[START DATASET RECORDS]

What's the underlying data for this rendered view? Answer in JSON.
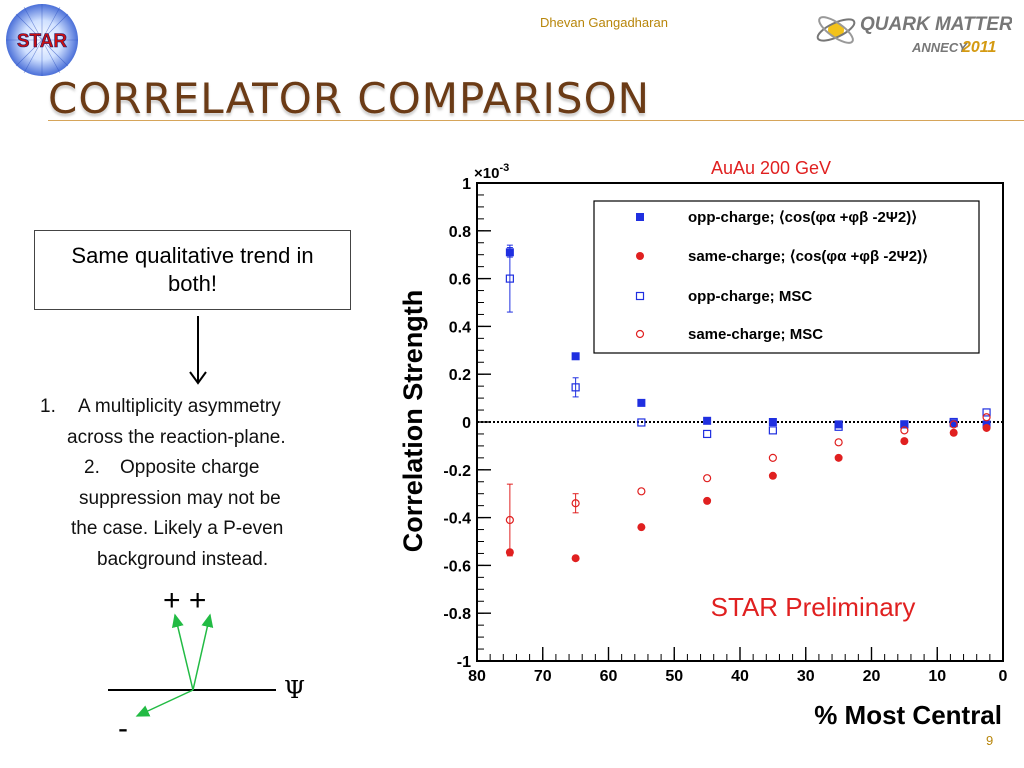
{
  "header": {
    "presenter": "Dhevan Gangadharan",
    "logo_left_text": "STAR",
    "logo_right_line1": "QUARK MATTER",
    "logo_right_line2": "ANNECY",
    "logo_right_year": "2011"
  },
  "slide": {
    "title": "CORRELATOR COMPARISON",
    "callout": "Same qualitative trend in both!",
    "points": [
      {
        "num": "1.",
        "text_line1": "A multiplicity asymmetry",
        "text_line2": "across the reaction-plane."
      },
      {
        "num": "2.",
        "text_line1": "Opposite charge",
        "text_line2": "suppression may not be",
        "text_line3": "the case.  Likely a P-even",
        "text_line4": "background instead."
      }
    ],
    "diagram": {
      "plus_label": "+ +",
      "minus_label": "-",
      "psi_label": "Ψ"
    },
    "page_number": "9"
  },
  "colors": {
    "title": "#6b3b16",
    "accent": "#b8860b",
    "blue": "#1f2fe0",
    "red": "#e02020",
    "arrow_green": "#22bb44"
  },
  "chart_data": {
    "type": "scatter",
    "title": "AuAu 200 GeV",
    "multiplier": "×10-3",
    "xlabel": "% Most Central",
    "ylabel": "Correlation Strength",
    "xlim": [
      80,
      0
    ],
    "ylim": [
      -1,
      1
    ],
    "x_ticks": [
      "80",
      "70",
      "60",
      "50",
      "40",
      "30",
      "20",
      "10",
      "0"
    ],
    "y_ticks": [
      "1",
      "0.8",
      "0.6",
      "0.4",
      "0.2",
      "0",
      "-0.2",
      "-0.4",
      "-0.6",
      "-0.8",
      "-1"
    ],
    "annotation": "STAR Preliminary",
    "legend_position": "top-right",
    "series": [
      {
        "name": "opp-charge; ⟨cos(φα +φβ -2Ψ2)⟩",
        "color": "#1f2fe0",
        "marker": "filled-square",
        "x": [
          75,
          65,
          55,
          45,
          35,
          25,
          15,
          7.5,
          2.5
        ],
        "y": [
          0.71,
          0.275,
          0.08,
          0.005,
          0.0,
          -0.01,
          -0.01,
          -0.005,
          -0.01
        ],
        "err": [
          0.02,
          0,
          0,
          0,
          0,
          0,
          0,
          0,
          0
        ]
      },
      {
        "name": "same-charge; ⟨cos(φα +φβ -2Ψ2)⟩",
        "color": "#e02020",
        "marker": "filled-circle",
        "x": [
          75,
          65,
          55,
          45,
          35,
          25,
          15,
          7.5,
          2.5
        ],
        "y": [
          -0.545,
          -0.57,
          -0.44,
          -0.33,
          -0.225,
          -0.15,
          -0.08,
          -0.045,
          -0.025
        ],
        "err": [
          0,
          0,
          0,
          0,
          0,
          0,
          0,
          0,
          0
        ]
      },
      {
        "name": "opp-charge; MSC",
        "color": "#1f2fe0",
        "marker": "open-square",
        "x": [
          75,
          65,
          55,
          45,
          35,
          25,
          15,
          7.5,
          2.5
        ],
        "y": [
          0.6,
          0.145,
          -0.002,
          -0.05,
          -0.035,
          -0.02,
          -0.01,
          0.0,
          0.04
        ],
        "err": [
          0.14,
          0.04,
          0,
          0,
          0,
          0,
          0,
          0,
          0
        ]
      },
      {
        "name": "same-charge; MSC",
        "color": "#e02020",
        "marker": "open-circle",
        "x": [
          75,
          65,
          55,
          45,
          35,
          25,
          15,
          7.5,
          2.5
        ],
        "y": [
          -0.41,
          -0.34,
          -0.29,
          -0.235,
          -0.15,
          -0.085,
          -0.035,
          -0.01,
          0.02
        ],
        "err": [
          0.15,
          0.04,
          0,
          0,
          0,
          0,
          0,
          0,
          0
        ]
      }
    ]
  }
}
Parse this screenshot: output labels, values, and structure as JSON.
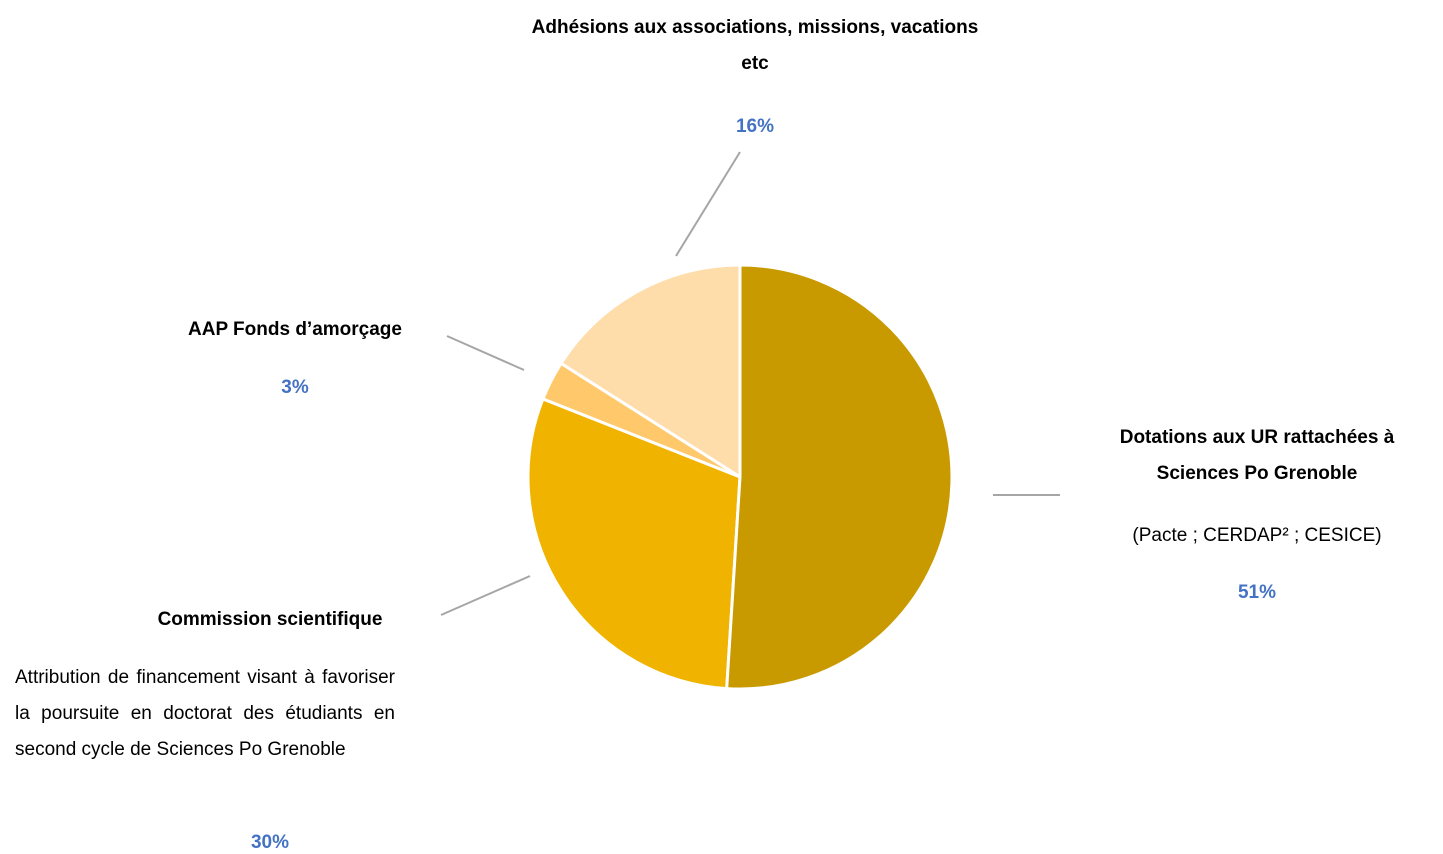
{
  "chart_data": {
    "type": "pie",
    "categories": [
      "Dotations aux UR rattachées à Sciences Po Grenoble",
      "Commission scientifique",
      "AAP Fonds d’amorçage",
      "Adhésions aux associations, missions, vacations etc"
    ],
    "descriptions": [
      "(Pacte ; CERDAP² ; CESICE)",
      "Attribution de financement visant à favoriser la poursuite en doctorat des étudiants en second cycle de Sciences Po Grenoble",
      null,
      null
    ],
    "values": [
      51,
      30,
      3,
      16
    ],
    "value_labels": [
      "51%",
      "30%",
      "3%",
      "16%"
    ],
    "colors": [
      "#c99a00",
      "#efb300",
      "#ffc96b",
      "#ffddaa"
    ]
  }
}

[END DATASET RECORDS]

▶ _DIRECTION_
Find every line containing the word "Sciences", then give the total and nothing more.

▶ _OUTPUT OF THE TASK_
2